Extracted data entries:
################
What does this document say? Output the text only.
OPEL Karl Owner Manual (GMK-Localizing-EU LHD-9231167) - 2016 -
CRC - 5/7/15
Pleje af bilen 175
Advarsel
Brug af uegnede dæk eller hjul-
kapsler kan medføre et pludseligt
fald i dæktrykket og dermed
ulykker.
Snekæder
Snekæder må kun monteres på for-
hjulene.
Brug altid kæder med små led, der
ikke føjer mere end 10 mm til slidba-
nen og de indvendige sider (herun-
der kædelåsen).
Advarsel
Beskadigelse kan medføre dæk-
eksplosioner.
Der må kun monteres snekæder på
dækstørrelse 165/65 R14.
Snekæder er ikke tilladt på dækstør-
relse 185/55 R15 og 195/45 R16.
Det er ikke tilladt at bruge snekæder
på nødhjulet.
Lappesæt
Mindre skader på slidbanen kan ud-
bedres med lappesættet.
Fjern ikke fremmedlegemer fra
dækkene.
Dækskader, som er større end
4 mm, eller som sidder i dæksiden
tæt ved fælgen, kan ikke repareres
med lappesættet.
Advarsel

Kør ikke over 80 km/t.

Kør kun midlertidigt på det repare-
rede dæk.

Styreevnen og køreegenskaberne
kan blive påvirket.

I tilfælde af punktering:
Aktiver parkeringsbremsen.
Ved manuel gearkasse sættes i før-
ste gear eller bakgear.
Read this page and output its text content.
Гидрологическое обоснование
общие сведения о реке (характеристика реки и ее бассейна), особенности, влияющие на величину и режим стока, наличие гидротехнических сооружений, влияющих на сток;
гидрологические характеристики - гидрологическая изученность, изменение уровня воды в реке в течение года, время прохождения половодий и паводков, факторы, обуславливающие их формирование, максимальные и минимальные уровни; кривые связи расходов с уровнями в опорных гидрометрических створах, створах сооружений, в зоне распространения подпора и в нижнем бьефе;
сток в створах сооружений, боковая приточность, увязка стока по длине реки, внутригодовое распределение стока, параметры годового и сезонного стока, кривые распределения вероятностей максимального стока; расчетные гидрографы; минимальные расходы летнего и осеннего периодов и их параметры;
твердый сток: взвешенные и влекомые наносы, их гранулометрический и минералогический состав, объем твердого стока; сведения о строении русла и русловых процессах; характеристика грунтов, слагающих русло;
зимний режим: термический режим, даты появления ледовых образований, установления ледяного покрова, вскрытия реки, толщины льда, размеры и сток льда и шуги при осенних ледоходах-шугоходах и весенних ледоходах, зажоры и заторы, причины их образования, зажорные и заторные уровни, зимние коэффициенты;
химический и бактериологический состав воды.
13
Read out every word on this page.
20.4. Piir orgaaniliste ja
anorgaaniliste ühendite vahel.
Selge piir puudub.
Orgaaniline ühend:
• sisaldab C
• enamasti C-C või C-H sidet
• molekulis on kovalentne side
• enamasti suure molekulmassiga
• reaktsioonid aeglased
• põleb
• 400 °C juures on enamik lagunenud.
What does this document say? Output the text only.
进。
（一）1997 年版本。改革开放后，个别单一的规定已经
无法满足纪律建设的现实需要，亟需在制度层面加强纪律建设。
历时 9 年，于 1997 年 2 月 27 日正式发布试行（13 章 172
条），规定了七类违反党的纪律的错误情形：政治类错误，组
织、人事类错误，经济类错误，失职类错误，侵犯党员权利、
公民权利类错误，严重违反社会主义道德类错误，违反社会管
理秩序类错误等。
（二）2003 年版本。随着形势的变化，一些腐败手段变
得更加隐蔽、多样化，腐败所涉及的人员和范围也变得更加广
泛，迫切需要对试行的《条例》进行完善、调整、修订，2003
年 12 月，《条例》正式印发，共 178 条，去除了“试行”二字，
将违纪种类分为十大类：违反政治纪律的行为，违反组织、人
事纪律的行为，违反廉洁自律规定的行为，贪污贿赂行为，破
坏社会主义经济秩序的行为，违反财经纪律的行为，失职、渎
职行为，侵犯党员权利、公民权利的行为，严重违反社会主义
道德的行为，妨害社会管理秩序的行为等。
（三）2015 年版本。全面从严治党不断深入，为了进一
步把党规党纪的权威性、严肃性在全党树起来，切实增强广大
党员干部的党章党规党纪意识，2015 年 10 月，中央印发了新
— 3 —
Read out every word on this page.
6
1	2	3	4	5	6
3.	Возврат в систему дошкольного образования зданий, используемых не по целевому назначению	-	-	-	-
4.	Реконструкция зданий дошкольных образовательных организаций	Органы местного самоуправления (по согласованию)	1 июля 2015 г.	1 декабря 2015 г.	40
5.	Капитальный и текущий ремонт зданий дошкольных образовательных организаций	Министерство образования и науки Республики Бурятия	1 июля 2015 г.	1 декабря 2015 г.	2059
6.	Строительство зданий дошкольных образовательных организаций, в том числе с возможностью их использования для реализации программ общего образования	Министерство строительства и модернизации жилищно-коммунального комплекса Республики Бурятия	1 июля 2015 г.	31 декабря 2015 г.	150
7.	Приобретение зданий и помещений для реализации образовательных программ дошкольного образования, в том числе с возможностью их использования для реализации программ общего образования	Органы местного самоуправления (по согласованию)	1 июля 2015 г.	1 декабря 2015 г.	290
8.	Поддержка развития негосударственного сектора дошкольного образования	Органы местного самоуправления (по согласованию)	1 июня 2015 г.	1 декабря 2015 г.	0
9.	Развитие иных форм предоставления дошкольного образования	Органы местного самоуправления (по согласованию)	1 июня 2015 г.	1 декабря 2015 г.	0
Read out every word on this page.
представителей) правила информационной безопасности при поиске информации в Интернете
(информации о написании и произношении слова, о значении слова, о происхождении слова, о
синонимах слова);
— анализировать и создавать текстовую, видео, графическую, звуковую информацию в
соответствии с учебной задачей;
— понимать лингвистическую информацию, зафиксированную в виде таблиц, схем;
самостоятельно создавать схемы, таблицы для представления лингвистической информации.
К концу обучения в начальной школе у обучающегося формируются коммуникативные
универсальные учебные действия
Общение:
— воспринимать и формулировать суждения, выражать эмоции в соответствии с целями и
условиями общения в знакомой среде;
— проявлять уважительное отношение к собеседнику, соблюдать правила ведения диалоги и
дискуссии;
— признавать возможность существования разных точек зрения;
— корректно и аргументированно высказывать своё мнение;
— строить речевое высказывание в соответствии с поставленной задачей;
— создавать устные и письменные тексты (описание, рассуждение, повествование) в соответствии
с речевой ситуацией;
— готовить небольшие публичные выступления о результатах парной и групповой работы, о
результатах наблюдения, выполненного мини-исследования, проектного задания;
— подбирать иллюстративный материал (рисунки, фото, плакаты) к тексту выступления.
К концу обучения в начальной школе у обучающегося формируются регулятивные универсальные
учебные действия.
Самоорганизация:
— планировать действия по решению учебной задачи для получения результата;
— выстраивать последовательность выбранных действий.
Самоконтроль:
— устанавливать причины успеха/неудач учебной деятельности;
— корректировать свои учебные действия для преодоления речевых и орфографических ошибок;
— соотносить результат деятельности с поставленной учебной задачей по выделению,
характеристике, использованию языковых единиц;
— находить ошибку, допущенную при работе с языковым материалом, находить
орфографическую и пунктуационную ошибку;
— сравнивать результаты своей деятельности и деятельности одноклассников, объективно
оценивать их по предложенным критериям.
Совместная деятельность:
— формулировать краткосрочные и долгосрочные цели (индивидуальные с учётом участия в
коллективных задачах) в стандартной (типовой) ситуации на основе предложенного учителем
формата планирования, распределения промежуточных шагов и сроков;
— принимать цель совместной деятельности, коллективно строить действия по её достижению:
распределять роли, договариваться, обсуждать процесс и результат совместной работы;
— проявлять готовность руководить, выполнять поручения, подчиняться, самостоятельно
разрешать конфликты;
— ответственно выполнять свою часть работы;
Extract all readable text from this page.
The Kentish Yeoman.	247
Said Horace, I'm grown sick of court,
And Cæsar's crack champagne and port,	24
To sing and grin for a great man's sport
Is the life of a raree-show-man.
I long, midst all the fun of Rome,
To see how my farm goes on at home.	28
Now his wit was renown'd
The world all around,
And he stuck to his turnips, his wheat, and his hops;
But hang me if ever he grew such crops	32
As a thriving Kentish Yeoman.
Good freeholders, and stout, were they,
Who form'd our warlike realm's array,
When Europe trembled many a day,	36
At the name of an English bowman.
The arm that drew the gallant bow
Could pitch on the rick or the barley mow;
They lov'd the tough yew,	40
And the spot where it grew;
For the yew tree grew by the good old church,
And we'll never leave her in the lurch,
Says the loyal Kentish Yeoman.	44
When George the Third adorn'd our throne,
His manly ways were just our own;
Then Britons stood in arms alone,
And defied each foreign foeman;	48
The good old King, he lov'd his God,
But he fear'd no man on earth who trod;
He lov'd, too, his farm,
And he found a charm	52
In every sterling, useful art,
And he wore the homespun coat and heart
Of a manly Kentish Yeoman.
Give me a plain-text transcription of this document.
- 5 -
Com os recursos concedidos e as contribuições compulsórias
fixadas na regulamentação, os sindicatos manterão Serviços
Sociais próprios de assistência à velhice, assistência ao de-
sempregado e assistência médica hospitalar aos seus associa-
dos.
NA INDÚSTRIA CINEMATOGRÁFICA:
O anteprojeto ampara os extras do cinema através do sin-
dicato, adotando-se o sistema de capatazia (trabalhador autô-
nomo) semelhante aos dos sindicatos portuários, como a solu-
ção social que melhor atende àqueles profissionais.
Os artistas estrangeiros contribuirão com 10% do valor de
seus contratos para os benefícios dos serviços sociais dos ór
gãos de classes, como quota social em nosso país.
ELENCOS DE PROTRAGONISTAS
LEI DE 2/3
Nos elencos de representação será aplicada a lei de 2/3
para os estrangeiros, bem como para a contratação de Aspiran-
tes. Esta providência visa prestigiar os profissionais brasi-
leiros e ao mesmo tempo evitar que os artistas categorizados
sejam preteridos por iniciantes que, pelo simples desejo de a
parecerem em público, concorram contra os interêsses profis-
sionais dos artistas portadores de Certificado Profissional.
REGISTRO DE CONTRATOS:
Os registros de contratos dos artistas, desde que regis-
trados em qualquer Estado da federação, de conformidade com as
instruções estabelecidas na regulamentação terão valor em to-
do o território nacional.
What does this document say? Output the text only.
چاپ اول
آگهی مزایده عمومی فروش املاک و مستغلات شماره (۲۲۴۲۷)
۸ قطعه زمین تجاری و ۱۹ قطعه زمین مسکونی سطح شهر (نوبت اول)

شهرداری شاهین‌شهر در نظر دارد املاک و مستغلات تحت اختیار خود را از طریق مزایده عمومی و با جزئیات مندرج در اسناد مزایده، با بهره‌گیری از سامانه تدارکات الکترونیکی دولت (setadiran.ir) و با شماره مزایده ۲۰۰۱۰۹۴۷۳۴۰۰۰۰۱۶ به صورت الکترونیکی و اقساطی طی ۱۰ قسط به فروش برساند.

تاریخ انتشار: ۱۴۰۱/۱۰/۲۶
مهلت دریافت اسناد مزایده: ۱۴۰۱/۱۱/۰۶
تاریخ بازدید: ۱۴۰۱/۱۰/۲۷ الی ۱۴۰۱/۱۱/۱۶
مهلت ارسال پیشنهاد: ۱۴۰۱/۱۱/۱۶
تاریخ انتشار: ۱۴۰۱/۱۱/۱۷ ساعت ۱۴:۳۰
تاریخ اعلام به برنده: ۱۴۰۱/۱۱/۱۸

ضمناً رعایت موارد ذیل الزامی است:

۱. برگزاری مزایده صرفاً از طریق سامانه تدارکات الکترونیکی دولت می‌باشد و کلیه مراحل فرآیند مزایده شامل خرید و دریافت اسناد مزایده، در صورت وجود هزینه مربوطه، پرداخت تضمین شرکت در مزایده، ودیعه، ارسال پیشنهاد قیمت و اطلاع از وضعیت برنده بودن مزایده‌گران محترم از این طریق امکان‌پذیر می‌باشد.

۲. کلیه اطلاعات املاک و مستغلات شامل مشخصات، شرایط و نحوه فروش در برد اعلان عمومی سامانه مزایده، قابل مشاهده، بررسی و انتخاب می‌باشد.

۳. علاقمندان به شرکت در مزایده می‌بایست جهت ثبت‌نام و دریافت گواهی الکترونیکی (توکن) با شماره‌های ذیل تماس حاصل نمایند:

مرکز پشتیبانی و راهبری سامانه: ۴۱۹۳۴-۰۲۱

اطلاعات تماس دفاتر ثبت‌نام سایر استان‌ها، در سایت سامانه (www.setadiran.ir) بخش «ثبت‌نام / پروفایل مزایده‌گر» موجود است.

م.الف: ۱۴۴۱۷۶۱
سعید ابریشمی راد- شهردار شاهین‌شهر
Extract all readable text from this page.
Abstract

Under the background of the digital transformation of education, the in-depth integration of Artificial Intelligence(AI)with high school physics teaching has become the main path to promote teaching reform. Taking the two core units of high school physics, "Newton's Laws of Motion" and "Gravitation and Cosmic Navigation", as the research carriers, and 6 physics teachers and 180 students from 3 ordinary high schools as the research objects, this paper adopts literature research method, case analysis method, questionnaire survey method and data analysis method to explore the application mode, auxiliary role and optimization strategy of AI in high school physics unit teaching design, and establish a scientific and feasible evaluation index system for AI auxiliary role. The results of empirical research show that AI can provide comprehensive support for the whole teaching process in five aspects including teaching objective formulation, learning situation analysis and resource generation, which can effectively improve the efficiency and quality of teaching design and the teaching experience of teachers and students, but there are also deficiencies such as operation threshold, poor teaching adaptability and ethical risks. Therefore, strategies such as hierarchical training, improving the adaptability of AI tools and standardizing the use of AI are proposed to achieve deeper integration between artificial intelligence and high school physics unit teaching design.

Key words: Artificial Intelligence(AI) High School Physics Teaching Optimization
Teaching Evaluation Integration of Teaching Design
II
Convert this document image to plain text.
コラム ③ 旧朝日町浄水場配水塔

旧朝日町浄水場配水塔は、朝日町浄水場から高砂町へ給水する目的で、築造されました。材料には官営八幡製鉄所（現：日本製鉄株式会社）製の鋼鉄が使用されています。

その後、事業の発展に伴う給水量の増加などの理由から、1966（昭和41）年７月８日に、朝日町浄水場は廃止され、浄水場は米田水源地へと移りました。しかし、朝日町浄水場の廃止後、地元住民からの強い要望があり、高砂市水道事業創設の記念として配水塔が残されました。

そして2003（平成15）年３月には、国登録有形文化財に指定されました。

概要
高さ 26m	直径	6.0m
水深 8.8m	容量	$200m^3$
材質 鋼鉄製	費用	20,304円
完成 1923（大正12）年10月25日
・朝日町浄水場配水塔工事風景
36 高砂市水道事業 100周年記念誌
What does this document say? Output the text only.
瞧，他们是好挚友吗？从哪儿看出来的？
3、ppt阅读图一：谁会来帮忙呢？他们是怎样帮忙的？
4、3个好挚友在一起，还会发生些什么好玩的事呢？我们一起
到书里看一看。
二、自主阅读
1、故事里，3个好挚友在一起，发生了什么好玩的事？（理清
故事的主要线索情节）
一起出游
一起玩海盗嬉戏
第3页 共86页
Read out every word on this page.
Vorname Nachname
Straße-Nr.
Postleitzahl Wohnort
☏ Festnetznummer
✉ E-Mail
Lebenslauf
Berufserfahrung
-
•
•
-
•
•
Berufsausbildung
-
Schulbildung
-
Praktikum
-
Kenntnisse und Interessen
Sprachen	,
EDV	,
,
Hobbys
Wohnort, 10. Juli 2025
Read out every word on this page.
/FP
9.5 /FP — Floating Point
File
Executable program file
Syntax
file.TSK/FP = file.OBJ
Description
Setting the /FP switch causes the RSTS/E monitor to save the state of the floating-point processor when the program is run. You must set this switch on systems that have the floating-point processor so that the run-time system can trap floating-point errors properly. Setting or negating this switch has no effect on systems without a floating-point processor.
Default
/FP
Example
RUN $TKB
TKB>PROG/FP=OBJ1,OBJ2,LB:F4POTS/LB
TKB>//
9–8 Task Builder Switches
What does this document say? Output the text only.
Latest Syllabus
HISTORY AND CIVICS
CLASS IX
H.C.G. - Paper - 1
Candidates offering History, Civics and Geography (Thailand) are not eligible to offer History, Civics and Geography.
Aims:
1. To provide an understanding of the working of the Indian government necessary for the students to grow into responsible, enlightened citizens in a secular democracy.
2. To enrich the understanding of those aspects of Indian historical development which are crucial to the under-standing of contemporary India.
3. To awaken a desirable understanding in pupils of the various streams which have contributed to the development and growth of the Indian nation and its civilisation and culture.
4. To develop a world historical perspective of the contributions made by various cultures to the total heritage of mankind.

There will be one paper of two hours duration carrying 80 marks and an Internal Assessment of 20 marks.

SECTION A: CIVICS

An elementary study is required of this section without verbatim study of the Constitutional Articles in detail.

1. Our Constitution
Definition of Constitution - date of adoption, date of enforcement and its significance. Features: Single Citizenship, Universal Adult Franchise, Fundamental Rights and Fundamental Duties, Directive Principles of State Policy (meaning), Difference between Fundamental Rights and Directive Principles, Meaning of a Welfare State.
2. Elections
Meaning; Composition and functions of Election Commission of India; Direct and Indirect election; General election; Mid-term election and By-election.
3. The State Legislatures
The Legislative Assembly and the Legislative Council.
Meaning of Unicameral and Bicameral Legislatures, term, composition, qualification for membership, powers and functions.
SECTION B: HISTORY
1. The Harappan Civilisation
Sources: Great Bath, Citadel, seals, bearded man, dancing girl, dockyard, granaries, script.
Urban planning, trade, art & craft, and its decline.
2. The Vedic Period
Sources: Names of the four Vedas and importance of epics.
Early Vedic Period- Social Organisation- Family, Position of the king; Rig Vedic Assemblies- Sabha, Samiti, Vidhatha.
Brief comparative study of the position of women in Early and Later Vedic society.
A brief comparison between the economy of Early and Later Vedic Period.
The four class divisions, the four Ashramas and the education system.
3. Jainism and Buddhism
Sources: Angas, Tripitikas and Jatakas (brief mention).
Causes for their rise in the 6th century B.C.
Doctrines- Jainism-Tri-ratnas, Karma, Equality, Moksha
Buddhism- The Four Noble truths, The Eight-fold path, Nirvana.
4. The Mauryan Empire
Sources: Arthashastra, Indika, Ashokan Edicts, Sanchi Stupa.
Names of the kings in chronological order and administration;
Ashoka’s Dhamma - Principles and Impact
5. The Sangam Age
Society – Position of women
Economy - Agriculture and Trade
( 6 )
################
GOAL: List each line holding the string "侵犯党员权利".

EXPECTED ANSWER:
织、人事类错误，经济类错误，失职类错误，侵犯党员权利、
职行为，侵犯党员权利、公民权利的行为，严重违反社会主义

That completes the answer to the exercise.